Insights

Striving for success in tech: Interview with Senior Director, Global Data & AI Initiatives at Visa

Interview by Lydia Brand, Data and Analytics Consultant at X4 Technology.

More fascinating insights from my interview with Jessica Lennard, Senior Director, Global Data & AI Initiatives at Visa. This time we delved into the topic of leadership in tech following reports that just 5% of leadership positions are held by women and the importance of tackling this issue early on.

Despite the alarmingly low statistics, this interview addresses the positive change that is building momentum in the industry, such as the Visa Foundation, which aims to support and empower female entrepreneurs.

Read on for some fantastic insights and advice from an industry leader in data and AI.

Just 5% of the leadership positions in tech are held by women. Do you think enough is being done to create more gender balanced leadership teams?

Given the statistics, the answer can only be that there is more to be done. But people are talking very openly now about the numbers, and about the problems and barriers, which is positive. Discrimination and exclusion are really complex issues, but very broadly speaking with women in tech there are two big challenges I think about a lot.

RAW DATA ->
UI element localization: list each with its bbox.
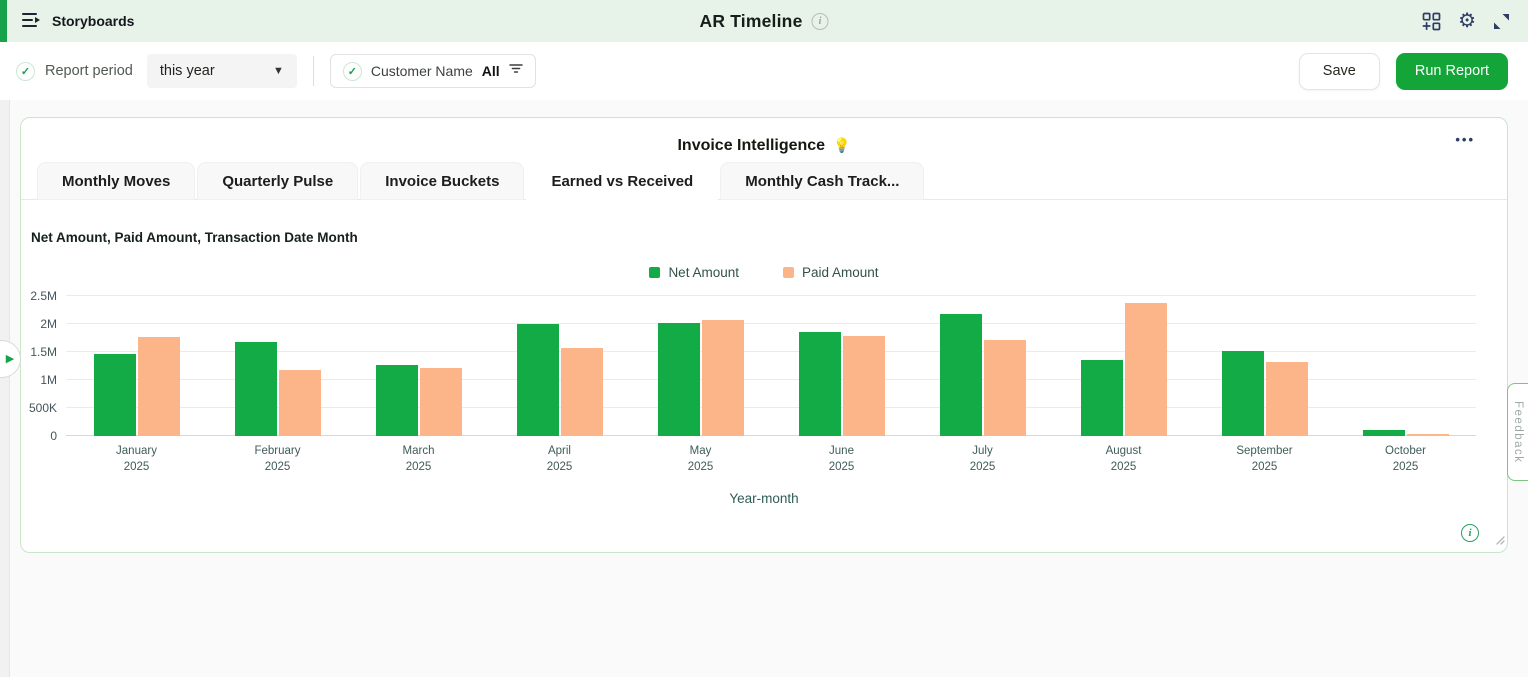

REQUIRED TASKS ->
1. Name every organization mentioned in the interview about women in tech leadership.
2. Carry on the interview about women in tech leadership from its final sentence.
The material placed after the interview is separate from it.

EXPECTED RESPONSES ->
1. Visa, X4 Technology, Visa Foundation

2.
Firstly, meaningful change won’t happen unless big companies get on board. Some still simply don’t acknowledge the problem but I think many are moving in the right direction, with equal pay and women on boards for example. But it takes time in very large companies for initiatives to filter through, for senior management to turn the ship around and say: “we’re going to make a real commitment here to do this”, and then get on and do it. The intention is increasingly there, but it’s not happening fast enough. That’s the downstream problem.

There’s also an upstream problem, related to the gender stereotypes around STEM. Giving girls the confidence with STEM subjects at a really young age is critical, and we know that’s not happening enough. A career in ‘technology’ historically meant engineering, which was definitely a ‘non-traditional’ sector for women, and I think that misperception still dogs us. Girls have very few real role models too when it comes to technology – look at who runs the FAANG companies. PWC’s ‘Tech She Can’ campaign found that half the number of females have had a career in tech suggested to them, compared to males, and far fewer consequently picture themselves capable of doing it. We need teachers, executives, government, academia, all reinforcing their confidence at a really early stage, spotting the talent and nurturing it from there.

So there’s two different ends of the spectrum. In the boardroom, the will is there in a lot of cases I think, but it’s not happening fast enough; in the classroom we know what needs to be done but it’s a really big challenge against centuries of unfair stereotyping and exclusion.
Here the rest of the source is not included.